## Podany tekst
-- -- --

Marta Brzezińska: Komu zależy na tym, by kobiety traktowały swe ciało jak przedmiot? Kiedy przejrzymy pierwszą z brzegu kobiecą prasę, literaturę czy przysłuchamy się telewizyjnym programom dla pań, można odnieść wrażenie, że przepełnione są poradami skupiającymi się wokół tego, jak wyglądać seksownie, jak sprawić partnerowi przyjemność w łóżku, etc.

 

Teresa Tomeo*: Komu zależy…? Prawdę mówiąc wszystkiemu winien jest Szatan (śmiech), ale mówiąc bardziej precyzyjnie - stoją za tym konkretne grupy ludzi, potężne lobby finansowe. Wywierana jest ogromna presja, naciski aby przeforsować takie a nie inne treści, przekaz. Wiele kobiet tak naprawdę nie jest świadomych skąd ten przekaz dociera, kto jest jego nadawcą i w jakim celu to wszystko się odbywa.

-- -- --

## Treść zadania 1
Przepisz słowo w słowo fragment wywiadu od „Marta Brzezińska: Komu” do „w łóżku, etc.”.
Wpisy nie mają nic wspólnego z wywiadem.

## Adnotacje elementów układu
-- -- --

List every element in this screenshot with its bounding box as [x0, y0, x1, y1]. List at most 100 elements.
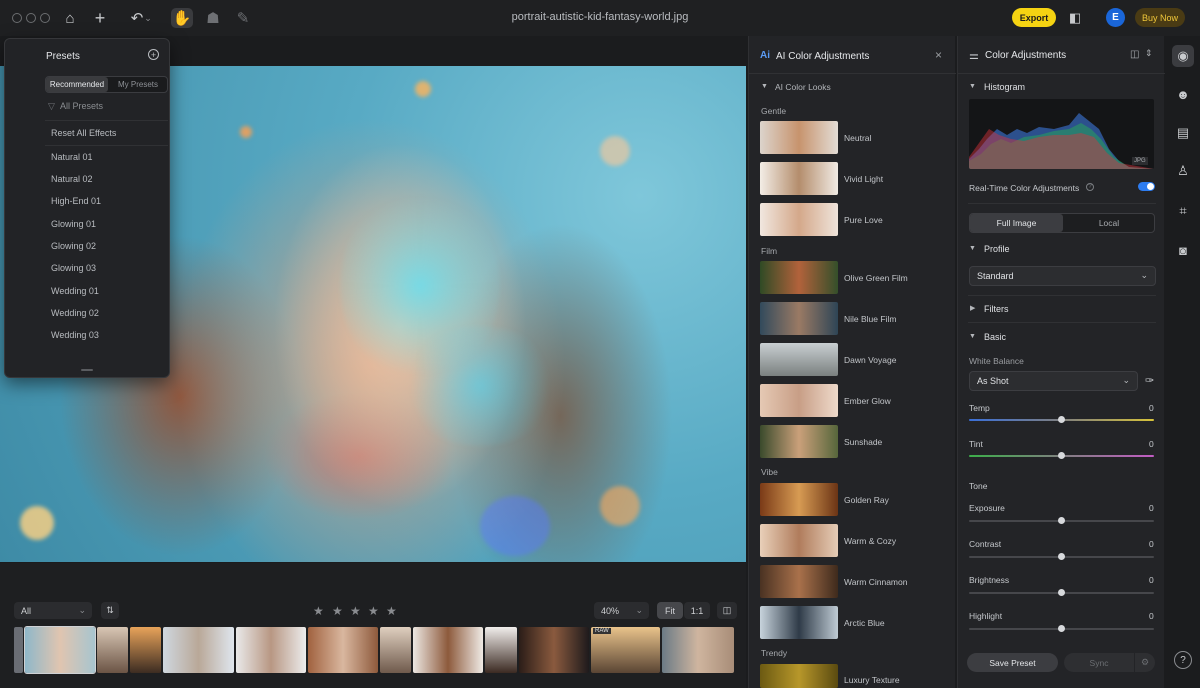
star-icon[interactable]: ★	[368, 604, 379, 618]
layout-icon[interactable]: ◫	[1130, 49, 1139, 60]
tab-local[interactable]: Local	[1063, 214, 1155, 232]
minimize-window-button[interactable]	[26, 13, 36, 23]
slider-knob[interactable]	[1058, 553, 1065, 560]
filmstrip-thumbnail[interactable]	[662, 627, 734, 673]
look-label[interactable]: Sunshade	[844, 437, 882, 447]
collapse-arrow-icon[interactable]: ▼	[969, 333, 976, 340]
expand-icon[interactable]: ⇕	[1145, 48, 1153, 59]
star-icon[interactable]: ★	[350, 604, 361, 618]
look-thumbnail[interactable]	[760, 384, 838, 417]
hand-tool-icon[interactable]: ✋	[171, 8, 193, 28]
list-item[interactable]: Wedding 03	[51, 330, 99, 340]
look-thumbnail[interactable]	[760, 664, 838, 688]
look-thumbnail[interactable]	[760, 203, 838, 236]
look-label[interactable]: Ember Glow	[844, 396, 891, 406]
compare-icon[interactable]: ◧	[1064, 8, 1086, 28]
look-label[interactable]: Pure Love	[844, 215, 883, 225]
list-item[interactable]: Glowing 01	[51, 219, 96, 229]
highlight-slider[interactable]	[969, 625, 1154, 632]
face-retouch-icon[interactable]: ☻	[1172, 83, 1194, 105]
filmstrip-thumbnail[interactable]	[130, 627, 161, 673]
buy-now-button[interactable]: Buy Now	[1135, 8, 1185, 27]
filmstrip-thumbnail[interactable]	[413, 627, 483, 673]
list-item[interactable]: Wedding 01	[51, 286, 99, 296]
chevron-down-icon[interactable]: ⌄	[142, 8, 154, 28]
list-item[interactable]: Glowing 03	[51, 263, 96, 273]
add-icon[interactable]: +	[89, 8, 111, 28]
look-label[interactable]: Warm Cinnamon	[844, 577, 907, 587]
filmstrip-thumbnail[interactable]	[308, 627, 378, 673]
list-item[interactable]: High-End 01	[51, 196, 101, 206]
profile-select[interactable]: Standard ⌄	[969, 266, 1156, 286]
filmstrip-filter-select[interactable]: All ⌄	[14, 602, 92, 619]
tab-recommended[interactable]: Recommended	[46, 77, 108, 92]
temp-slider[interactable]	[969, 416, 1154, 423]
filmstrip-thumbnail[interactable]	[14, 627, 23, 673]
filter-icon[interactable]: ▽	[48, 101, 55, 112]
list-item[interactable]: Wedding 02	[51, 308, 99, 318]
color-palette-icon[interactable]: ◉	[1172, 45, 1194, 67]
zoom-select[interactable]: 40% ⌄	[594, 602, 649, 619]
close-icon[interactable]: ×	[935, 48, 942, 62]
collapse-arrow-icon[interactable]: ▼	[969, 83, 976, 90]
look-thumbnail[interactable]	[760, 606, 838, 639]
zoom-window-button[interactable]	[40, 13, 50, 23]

-- -- --

## Treść zadania 2
Przedstaw jako tabelę Markdown z kolumnami „Nr” (numer wiersza) i „Wpis” (treść wiersza) wiersze z wpisów od wiersza z „604, 379, 618]” do wiersza z „333, 976, 340]”, włącznie z tymi dwoma. Puste wiersze pomiń.

## Odpowiedź 1
Marta Brzezińska: Komu zależy na tym, by kobiety traktowały swe ciało jak przedmiot? Kiedy przejrzymy pierwszą z brzegu kobiecą prasę, literaturę czy przysłuchamy się telewizyjnym programom dla pań, można odnieść wrażenie, że przepełnione są poradami skupiającymi się wokół tego, jak wyglądać seksownie, jak sprawić partnerowi przyjemność w łóżku, etc.

## Odpowiedź 2
| Nr | Wpis |
|---|---|
| 1 | star-icon[interactable]: ★	[368, 604, 379, 618] |
| 2 | layout-icon[interactable]: ◫	[1130, 49, 1139, 60] |
| 3 | tab-local[interactable]: Local	[1063, 214, 1155, 232] |
| 4 | minimize-window-button[interactable]	[26, 13, 36, 23] |
| 5 | slider-knob[interactable]	[1058, 553, 1065, 560] |
| 6 | filmstrip-thumbnail[interactable]	[662, 627, 734, 673] |
| 7 | look-label[interactable]: Sunshade	[844, 437, 882, 447] |
| 8 | collapse-arrow-icon[interactable]: ▼	[969, 333, 976, 340] |